-- BEGIN Given entries --
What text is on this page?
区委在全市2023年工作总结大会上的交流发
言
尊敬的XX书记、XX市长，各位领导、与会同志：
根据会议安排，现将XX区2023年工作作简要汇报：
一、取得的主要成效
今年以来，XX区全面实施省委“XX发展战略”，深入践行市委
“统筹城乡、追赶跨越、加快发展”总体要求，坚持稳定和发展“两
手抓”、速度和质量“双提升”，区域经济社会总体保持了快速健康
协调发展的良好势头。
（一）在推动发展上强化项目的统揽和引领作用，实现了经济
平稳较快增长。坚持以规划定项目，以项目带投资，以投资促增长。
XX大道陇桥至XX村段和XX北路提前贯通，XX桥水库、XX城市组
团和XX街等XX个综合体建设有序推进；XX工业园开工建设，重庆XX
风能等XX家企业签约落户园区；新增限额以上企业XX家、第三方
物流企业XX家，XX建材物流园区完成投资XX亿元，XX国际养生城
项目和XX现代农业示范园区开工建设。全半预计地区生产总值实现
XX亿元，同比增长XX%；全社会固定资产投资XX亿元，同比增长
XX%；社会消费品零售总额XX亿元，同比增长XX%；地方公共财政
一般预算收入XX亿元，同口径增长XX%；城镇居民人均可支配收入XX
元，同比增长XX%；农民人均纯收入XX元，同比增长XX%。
-- END Given entries --
Exercise
Return every record above exactly as it appears.

Exercise solution
What text is on this page?
区委在全市2023年工作总结大会上的交流发
言
尊敬的XX书记、XX市长，各位领导、与会同志：
根据会议安排，现将XX区2023年工作作简要汇报：
一、取得的主要成效
今年以来，XX区全面实施省委“XX发展战略”，深入践行市委
“统筹城乡、追赶跨越、加快发展”总体要求，坚持稳定和发展“两
手抓”、速度和质量“双提升”，区域经济社会总体保持了快速健康
协调发展的良好势头。
（一）在推动发展上强化项目的统揽和引领作用，实现了经济
平稳较快增长。坚持以规划定项目，以项目带投资，以投资促增长。
XX大道陇桥至XX村段和XX北路提前贯通，XX桥水库、XX城市组
团和XX街等XX个综合体建设有序推进；XX工业园开工建设，重庆XX
风能等XX家企业签约落户园区；新增限额以上企业XX家、第三方
物流企业XX家，XX建材物流园区完成投资XX亿元，XX国际养生城
项目和XX现代农业示范园区开工建设。全半预计地区生产总值实现
XX亿元，同比增长XX%；全社会固定资产投资XX亿元，同比增长
XX%；社会消费品零售总额XX亿元，同比增长XX%；地方公共财政
一般预算收入XX亿元，同口径增长XX%；城镇居民人均可支配收入XX
元，同比增长XX%；农民人均纯收入XX元，同比增长XX%。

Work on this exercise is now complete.